TEXT TO READ
Is Kerry soft on terror?

Yesterday, I looked at the National Security Blog and discovered a post entitled "ElBaradei's Warning: We Can't Sit Idly By." After running a long quote noting the importance of the threat from nuclear proliferation, the blogger, John Little, then refers readers to a recent quote by John Kerry claiming that the threat of terrorism had been overstated by the Bush administration. Poke around the website and you know Little is not making this contrast because he agrees with Kerry.

Little implies that even UN-types like ElBaradei agree that nuclear proliferation is a great threat, while Kerry disagrees.

This is a misleading argument on many levels.

First, I'm sure ElBaradei and Kerry would agree that the world is not sitting idly by on the proliferation question. Indeed, both would agree that the Nonproliferation Treaty (NPT) and IAEA are important norms and institutions that need to be strengthened. Both support ongoing work by the international community to engage potential proliferants in meaningful dialogue about their programs, inspect their facilities, and disarm them via arms control. Sanctions have been used to great affect against many worrisome states.

This was the pathway used effectively against Iraq and is in various stages in Libya, North Korea and Iran. By contrast, of course, the Bush administration quickly reversed sanctions against Pakistan in fall 2001, imposed because of their nuclear tests in 1998. They wanted Pakistan's help against the Taliban regime in Afghanistan and decided the near-term anti-terror policies were more important than the long-term non-proliferation policies.

Moreover, it was the Bush administration who didn't trust the IAEA's March 2003 finding that Iraq had no nuclear weapon. As I noted recently, Cheney basically accused the IAEA of being fools.

All of these decisions are debatable, but it is obviously false to portray one's political opponents as weak on a particular type of threat just because they feel that it might deserve greater or lesser attention. Kerry clearly supports numerous anti-terror and nonproliferation efforts.

Second, Kerry was talking about terrorism and not proliferation per se, which the Bush administration has linked since the "axis of evil" reference in the State of the Union address in January 2002.

Sure, there's a risk that terrorists could obtain nuclear material, and ElBaradei acknowledges that, but Kerry was talking about the threats I was discussing in multiple posts yesterday. Edwards and Dean, for example, explicitly discussed September 11 in response to the same question.

WORK TO DO
- 1) Name every country mentioned in the post on whether Kerry is soft on terror.
- 2) Extract the passage of the post on Kerry and terror from "Little implies that" to "on many levels.".
The material that follows is not needed for any of this work.

[Stored entries]
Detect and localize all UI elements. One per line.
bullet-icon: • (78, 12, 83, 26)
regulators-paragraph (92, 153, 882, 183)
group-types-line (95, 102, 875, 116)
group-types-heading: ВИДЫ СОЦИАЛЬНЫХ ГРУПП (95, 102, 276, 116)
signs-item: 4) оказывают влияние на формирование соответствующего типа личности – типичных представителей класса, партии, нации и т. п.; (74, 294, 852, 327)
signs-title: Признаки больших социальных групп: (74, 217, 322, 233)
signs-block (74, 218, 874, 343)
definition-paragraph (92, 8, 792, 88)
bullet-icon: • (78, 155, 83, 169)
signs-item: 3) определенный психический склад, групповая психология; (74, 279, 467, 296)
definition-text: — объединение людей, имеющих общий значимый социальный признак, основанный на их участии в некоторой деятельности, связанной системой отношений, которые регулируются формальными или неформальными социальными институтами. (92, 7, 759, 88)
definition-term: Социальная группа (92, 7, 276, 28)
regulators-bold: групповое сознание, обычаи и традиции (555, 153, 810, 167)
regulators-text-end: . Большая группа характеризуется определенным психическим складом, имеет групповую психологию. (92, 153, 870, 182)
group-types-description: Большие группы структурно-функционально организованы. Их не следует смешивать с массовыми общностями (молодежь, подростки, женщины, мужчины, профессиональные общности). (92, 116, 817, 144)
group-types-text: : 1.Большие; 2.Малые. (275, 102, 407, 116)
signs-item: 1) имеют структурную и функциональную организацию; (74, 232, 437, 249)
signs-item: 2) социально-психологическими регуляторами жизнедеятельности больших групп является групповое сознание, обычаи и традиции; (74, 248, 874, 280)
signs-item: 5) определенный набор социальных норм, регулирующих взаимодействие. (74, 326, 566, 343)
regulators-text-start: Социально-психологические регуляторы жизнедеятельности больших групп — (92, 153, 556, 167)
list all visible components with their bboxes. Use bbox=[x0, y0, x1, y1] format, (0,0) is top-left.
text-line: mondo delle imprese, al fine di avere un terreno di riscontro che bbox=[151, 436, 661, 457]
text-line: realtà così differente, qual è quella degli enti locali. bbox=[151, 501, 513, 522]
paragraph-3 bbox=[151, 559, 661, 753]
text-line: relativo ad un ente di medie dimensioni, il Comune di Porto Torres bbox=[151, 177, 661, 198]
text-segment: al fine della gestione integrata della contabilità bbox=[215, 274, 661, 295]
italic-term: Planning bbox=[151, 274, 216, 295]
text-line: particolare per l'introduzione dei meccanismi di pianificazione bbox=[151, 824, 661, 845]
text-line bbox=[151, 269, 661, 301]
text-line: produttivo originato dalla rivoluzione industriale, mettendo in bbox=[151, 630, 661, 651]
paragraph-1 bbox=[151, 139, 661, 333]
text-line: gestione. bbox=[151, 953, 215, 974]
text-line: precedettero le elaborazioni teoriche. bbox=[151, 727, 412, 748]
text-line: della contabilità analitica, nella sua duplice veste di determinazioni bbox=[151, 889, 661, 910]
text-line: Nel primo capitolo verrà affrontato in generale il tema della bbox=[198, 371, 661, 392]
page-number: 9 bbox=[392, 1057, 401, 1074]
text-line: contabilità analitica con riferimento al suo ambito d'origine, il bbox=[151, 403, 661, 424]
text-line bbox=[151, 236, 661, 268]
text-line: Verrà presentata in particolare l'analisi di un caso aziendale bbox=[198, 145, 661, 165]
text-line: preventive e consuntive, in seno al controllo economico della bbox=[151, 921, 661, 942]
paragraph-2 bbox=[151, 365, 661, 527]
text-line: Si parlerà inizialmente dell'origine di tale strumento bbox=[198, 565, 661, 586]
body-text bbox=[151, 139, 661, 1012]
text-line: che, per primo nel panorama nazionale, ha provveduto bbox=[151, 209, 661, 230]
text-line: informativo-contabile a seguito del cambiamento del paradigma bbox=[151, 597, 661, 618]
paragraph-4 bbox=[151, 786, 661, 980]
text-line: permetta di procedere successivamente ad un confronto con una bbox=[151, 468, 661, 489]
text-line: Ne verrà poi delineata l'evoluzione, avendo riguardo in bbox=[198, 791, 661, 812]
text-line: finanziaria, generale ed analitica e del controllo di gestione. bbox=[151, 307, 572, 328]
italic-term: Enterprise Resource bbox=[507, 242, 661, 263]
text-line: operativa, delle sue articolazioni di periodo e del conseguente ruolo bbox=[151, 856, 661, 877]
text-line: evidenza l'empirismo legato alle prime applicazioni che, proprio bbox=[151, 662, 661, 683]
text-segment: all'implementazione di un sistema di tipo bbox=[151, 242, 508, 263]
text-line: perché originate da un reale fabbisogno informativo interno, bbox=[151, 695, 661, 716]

SOLUTIONS TO EACH TASK
- 1) Iraq, Libya, North Korea, Iran, Pakistan, Afghanistan

- 2)
Little implies that even UN-types like ElBaradei agree that nuclear proliferation is a great threat, while Kerry disagrees.

This is a misleading argument on many levels.